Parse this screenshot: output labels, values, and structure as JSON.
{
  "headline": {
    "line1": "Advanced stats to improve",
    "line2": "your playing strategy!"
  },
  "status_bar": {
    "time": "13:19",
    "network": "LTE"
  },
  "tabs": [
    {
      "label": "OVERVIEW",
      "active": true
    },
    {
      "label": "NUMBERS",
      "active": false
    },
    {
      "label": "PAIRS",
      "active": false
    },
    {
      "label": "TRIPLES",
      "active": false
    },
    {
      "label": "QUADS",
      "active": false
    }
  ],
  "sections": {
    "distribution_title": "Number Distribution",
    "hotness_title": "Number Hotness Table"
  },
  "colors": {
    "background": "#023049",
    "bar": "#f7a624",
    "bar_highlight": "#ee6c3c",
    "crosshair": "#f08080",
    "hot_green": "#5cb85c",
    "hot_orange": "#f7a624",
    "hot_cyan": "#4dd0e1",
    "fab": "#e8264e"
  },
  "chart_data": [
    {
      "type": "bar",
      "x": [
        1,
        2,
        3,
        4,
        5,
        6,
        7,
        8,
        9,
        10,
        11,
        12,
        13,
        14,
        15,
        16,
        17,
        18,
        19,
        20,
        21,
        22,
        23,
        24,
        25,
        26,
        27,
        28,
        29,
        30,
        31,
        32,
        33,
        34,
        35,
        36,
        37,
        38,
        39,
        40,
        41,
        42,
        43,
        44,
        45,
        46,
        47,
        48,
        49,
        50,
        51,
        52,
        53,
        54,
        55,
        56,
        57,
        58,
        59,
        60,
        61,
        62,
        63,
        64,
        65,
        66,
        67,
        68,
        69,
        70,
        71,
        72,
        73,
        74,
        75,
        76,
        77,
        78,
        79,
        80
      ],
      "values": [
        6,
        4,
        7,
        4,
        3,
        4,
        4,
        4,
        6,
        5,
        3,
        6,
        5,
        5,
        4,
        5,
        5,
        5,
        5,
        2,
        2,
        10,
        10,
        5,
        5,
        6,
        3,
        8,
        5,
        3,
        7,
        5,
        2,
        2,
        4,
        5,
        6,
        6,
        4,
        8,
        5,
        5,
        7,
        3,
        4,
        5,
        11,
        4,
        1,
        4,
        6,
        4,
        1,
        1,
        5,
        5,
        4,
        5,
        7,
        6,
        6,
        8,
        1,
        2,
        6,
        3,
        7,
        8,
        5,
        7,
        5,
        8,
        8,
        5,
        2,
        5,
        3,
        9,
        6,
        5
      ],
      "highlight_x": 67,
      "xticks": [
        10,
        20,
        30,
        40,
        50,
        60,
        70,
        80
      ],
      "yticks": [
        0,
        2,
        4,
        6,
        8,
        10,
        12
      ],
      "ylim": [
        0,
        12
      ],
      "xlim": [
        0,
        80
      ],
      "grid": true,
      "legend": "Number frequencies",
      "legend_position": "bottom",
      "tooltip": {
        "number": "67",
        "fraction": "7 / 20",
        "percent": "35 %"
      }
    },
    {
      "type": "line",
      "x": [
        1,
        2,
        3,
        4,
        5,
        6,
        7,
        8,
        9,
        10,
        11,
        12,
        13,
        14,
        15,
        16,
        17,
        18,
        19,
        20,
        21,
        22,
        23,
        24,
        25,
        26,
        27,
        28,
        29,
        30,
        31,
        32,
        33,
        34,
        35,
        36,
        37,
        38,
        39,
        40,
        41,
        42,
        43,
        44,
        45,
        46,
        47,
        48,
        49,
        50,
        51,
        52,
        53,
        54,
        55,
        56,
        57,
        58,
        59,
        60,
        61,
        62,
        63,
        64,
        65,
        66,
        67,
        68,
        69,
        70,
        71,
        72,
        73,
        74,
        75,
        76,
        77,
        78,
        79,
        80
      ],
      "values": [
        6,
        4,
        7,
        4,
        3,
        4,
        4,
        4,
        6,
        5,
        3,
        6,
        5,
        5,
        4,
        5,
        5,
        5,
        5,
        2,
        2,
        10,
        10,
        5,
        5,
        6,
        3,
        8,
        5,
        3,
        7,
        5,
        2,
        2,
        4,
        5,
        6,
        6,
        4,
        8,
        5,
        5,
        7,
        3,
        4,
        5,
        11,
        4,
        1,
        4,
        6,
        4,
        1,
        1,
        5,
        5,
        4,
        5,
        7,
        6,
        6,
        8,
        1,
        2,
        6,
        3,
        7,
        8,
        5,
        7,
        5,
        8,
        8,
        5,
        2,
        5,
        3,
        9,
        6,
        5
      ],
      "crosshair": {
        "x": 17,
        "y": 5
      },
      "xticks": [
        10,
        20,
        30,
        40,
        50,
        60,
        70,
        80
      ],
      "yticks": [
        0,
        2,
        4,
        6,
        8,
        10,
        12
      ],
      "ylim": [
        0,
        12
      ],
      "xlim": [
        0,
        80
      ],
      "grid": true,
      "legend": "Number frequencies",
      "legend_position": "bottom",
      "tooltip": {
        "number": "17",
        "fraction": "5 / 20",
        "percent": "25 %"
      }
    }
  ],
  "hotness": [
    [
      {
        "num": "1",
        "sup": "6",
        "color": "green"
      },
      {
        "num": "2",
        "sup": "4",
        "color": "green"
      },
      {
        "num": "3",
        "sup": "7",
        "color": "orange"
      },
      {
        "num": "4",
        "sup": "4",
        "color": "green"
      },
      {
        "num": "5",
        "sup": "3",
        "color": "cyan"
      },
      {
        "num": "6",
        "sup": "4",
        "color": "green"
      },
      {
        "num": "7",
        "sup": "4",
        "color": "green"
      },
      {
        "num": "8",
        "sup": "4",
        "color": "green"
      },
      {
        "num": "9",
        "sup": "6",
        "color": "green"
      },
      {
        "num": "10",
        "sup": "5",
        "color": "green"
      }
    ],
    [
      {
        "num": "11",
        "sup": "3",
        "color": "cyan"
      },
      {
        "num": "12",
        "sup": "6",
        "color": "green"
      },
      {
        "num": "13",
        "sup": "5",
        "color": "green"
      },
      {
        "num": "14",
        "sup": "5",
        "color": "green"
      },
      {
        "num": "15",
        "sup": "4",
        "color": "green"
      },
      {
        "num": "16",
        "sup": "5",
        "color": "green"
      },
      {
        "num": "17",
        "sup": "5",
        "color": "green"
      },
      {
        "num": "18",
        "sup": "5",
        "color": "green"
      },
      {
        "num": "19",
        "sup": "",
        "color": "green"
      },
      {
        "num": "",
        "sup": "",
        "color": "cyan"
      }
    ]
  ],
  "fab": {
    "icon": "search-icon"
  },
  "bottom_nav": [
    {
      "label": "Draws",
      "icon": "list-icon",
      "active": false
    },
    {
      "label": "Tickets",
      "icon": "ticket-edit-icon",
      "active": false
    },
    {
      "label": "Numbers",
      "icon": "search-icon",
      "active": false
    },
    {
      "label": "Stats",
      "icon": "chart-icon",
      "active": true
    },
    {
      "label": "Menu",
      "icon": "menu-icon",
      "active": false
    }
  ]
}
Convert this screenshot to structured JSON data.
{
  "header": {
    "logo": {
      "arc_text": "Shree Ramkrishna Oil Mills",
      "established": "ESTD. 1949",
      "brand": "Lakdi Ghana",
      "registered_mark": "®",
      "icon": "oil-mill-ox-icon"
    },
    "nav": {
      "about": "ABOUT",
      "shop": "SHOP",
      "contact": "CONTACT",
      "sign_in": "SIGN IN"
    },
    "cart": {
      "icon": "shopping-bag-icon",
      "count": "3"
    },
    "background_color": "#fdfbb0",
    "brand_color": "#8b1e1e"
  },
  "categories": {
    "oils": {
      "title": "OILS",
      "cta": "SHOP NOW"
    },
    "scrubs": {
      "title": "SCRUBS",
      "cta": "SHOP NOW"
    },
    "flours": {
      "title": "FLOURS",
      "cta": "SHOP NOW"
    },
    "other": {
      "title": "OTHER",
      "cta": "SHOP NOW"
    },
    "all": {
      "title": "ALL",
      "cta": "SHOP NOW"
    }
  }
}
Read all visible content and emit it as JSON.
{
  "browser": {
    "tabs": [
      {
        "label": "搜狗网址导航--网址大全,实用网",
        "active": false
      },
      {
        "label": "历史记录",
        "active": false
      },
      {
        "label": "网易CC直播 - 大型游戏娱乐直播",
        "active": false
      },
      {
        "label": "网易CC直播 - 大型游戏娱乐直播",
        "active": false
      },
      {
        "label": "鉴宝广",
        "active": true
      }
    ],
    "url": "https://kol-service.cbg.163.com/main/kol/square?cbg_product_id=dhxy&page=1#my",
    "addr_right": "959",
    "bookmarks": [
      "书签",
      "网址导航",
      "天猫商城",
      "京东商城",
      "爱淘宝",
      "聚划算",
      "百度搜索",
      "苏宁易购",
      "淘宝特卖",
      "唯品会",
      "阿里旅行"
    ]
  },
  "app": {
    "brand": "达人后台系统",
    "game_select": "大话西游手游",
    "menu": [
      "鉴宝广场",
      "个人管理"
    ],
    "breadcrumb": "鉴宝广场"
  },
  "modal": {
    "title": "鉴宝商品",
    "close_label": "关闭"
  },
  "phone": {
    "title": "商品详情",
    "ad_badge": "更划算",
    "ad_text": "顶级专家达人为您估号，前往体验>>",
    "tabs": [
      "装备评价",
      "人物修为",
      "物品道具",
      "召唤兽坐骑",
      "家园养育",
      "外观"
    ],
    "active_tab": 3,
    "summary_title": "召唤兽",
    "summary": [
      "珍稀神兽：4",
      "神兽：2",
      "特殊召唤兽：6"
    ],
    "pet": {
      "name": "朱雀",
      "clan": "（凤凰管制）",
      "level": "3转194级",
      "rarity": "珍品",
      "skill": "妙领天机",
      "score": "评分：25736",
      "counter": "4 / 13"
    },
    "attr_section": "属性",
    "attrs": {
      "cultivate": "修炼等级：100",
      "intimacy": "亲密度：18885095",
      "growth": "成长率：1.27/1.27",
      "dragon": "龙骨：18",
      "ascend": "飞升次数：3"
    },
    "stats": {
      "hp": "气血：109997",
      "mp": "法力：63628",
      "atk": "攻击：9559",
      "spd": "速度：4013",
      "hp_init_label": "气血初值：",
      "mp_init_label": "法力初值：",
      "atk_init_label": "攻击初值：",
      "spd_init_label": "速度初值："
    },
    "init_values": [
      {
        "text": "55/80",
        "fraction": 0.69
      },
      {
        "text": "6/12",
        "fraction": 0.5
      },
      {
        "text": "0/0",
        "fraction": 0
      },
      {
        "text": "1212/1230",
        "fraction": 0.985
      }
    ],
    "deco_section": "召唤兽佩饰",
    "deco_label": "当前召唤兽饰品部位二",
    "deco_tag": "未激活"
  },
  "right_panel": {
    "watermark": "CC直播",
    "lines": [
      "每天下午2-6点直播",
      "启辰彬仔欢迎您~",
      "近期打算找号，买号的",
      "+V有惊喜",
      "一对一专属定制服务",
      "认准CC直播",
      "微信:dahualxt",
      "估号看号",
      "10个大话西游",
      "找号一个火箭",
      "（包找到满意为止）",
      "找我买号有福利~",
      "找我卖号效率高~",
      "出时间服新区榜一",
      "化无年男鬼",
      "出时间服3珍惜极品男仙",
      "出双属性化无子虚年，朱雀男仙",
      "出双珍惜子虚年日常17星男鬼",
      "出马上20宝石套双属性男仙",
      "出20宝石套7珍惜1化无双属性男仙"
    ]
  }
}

■ ■ ■ ■ ■

**PROBLEM DETAILS:**
Identify and copy all lines with the word "screenshot".

**SOLUTION FOR THIS EXERCISE:**
Parse this screenshot: output labels, values, and structure as JSON.
Convert this screenshot to structured JSON data.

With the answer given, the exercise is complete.